---------- Data entries
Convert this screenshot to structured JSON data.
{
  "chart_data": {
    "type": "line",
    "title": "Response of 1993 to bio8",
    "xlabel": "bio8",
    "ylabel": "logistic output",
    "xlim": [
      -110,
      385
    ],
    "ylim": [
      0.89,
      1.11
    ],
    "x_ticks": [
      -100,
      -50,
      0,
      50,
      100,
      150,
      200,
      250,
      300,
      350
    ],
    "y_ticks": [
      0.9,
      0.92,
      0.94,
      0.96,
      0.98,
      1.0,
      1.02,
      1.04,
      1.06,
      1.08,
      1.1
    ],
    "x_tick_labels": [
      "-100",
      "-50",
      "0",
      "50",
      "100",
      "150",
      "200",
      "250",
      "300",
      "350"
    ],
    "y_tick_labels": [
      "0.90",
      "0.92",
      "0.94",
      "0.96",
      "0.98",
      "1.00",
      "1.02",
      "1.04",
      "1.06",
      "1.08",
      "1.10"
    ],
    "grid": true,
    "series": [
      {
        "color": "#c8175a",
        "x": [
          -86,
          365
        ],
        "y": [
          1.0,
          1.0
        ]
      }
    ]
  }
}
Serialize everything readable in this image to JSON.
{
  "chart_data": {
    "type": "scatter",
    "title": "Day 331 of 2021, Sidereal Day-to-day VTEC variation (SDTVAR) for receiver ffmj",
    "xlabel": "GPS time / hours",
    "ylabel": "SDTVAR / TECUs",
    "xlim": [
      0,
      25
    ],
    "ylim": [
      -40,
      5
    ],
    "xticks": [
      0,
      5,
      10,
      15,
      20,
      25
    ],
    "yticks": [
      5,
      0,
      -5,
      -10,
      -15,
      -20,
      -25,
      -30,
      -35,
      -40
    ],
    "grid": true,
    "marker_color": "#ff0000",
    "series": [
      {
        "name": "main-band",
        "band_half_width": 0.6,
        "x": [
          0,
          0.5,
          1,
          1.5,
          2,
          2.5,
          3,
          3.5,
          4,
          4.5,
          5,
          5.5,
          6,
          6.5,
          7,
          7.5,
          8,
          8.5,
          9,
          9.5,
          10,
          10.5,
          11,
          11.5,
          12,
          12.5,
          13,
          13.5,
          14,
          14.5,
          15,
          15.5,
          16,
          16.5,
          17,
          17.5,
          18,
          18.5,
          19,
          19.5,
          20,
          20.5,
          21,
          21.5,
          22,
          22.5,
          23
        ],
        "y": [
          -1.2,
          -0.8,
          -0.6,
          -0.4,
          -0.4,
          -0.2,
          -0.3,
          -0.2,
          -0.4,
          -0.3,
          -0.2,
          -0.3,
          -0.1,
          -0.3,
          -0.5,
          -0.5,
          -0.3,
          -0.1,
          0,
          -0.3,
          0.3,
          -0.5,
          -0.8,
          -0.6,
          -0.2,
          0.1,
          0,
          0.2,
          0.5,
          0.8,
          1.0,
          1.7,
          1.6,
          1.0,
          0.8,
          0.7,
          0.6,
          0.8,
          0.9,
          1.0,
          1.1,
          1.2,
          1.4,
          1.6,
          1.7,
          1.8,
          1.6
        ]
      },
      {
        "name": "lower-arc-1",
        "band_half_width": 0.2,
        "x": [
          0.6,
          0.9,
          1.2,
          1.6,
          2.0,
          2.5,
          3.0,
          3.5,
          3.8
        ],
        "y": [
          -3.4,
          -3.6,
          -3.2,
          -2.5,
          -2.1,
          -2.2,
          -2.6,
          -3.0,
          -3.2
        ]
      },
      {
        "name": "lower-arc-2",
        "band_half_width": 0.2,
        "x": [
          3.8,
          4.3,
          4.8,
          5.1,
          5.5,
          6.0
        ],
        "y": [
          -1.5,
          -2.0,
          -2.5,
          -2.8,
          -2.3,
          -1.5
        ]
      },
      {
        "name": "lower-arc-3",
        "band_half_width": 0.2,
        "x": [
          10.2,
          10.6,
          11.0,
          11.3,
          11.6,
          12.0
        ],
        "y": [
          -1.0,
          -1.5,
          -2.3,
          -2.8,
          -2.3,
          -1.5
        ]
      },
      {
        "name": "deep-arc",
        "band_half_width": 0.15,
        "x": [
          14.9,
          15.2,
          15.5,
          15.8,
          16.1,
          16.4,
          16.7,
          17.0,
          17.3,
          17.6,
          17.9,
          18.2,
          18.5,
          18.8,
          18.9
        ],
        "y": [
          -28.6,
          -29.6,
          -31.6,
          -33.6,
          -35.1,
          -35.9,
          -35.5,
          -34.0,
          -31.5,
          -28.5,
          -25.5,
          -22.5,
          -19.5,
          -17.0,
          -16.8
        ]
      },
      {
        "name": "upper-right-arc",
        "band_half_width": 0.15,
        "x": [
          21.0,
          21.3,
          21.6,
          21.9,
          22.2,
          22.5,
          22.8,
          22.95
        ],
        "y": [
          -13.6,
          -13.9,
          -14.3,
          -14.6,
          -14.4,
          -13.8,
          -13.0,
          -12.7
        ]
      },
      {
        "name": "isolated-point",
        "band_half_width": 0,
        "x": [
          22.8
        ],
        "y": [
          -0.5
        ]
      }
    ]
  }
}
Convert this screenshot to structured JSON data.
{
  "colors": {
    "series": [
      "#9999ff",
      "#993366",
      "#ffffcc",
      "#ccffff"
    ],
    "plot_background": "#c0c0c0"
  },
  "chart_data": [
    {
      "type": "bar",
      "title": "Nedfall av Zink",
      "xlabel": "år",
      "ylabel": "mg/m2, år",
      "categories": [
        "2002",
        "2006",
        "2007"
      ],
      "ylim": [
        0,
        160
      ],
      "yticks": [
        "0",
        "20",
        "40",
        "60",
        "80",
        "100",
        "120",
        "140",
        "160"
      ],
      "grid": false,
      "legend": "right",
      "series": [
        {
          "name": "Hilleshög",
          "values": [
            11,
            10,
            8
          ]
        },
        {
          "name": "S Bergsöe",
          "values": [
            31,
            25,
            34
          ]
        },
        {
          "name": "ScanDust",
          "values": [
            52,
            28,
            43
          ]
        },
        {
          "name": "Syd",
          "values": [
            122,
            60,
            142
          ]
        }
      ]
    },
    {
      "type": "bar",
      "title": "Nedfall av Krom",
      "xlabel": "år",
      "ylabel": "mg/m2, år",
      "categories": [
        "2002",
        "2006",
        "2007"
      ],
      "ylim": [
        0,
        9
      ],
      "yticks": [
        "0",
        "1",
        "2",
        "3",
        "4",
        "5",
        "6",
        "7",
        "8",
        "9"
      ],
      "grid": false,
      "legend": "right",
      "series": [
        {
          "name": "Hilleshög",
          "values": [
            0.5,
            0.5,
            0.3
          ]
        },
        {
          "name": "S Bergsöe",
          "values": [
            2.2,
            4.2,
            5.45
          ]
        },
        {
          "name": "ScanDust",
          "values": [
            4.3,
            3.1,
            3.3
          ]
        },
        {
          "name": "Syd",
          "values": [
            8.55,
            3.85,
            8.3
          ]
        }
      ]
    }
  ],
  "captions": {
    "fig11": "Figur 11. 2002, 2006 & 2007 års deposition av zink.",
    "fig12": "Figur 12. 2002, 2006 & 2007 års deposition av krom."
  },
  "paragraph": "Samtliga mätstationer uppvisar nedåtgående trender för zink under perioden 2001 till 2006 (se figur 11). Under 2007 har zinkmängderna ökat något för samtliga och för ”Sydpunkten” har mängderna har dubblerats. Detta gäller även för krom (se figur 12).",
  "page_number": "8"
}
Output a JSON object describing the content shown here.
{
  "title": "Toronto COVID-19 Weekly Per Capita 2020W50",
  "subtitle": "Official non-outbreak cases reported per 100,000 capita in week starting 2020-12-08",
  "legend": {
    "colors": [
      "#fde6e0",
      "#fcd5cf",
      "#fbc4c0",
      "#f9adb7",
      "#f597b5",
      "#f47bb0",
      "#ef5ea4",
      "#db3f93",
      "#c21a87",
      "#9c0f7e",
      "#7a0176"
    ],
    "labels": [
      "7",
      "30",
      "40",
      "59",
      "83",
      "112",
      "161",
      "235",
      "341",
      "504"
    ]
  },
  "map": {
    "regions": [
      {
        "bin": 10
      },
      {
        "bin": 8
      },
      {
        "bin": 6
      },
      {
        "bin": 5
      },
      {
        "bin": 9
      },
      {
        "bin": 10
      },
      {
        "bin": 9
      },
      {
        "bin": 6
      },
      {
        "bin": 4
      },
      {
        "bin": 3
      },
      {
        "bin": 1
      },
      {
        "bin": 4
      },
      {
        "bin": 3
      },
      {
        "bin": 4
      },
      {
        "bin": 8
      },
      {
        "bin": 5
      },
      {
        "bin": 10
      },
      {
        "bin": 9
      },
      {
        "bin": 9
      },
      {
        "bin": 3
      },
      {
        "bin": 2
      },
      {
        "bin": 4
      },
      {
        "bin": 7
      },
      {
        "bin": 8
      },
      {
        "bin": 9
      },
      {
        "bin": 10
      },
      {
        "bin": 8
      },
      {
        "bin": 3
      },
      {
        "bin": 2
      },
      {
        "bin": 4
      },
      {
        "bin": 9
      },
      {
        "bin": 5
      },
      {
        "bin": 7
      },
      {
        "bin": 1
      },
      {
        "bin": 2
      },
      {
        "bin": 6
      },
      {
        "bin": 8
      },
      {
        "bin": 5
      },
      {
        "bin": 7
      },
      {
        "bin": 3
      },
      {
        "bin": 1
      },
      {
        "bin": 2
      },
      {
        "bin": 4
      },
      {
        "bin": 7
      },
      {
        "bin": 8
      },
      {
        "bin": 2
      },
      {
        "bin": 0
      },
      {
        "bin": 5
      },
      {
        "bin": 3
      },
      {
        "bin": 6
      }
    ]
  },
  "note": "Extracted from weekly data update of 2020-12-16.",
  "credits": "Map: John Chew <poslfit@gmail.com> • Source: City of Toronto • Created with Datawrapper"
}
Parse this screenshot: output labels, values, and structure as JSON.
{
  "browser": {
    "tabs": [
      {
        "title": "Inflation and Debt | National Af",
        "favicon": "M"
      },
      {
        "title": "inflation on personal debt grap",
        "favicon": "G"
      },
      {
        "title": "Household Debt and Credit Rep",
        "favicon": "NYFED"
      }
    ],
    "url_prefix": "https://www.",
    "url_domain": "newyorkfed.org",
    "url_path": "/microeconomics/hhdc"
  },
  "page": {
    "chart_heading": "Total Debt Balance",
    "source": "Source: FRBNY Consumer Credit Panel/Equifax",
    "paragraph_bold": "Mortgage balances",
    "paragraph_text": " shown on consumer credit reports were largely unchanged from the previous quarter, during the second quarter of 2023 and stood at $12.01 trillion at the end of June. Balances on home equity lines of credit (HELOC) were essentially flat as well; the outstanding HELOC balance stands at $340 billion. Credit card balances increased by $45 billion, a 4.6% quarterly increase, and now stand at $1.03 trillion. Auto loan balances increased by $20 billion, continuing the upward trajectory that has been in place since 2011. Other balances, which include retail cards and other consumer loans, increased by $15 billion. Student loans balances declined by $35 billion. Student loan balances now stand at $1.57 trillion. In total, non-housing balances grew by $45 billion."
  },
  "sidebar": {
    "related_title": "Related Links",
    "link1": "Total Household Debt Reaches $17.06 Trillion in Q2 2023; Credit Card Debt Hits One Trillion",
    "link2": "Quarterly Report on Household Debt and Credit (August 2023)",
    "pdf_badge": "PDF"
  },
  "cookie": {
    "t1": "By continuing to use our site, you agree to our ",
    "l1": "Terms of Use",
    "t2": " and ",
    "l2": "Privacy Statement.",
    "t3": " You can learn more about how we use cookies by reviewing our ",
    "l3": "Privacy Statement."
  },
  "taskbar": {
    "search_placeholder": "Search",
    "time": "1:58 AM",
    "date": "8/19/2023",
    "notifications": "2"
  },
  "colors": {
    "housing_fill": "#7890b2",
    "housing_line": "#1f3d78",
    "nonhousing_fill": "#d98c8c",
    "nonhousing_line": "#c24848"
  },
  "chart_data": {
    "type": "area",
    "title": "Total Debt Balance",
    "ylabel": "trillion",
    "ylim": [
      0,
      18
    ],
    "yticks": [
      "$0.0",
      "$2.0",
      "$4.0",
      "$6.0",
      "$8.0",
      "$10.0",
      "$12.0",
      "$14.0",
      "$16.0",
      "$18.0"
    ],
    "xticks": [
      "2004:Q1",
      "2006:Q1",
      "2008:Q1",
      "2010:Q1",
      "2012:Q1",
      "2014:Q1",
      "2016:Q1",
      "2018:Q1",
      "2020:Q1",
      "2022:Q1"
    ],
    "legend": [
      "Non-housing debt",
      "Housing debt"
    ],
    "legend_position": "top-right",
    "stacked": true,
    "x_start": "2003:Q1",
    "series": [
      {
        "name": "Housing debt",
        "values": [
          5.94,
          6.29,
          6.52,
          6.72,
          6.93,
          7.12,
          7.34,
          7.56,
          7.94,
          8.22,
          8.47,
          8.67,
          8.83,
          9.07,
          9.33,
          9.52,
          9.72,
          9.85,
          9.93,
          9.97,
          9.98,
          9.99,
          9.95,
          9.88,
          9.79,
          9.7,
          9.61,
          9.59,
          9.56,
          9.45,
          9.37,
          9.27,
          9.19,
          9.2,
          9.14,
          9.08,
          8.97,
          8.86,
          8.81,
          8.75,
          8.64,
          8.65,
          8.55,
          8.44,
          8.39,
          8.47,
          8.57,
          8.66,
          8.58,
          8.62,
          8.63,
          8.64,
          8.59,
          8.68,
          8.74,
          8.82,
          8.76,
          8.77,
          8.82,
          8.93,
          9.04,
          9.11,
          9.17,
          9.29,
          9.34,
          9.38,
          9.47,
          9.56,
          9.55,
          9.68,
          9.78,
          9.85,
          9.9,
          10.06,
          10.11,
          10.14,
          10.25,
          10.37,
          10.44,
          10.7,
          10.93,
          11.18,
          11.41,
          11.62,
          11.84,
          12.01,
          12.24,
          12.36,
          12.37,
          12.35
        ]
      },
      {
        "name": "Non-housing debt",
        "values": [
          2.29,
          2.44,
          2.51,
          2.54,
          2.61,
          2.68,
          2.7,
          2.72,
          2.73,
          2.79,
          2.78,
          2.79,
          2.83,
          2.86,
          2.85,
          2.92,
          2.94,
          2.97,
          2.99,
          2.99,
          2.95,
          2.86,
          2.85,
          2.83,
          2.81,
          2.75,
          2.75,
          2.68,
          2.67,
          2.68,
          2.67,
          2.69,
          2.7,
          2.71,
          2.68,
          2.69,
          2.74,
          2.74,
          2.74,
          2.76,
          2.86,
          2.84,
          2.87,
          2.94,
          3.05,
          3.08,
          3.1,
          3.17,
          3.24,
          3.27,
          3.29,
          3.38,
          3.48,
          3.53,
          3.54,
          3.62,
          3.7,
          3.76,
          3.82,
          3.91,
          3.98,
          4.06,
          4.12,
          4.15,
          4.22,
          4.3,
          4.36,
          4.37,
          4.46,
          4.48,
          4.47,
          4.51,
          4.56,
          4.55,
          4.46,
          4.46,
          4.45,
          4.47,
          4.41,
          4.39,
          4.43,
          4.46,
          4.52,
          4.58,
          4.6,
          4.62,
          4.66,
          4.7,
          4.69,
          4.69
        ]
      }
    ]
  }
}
--------------------
Written instruction =
In the listing above, how many lines hold the word "balances"? Give the number and nothing more.

Final result =
2